(TASK INSTRUCTIONS)
Records follow. Select each line holding "presión".

▼▼▼

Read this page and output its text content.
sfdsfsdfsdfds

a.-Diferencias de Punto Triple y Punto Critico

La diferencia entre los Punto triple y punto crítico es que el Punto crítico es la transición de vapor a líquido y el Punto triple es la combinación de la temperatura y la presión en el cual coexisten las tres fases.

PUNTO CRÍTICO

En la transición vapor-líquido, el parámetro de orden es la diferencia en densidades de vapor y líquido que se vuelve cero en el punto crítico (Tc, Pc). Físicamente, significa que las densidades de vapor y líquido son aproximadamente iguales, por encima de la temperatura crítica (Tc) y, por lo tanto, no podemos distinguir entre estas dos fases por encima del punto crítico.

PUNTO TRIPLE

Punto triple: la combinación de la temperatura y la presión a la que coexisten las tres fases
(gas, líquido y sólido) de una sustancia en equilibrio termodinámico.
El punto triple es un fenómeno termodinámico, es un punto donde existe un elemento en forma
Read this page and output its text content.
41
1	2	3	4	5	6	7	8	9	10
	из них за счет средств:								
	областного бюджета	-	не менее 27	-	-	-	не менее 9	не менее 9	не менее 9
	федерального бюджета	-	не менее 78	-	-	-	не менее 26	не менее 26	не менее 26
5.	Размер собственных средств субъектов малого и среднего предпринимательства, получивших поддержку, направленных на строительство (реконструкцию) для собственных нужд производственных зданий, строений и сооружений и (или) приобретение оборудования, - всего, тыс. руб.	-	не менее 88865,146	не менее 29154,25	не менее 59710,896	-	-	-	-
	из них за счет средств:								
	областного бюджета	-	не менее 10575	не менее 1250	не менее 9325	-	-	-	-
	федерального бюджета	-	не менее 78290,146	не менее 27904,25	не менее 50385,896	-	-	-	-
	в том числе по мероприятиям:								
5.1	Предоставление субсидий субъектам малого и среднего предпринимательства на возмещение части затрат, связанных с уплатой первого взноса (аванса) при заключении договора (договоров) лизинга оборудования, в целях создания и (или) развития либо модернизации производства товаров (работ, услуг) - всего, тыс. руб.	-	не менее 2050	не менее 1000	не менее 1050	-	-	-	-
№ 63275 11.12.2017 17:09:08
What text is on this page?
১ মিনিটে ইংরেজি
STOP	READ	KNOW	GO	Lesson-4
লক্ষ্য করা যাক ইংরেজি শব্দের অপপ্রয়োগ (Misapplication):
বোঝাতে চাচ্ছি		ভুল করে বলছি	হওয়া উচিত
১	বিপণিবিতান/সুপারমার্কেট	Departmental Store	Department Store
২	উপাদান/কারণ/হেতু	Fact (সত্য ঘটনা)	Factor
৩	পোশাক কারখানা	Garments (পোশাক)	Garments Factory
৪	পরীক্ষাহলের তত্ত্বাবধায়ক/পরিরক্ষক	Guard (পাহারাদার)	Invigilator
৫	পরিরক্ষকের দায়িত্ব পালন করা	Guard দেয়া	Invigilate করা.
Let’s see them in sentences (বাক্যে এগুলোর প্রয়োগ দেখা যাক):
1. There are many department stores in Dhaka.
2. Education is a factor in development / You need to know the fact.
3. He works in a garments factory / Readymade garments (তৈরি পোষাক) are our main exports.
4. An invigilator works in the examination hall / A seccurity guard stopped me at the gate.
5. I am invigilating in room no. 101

▲▲▲

(TASK ANSWER)
La diferencia entre los Punto triple y punto crítico es que el Punto crítico es la transición de vapor a líquido y el Punto triple es la combinación de la temperatura y la presión en el cual coexisten las tres fases.
Punto triple: la combinación de la temperatura y la presión a la que coexisten las tres fases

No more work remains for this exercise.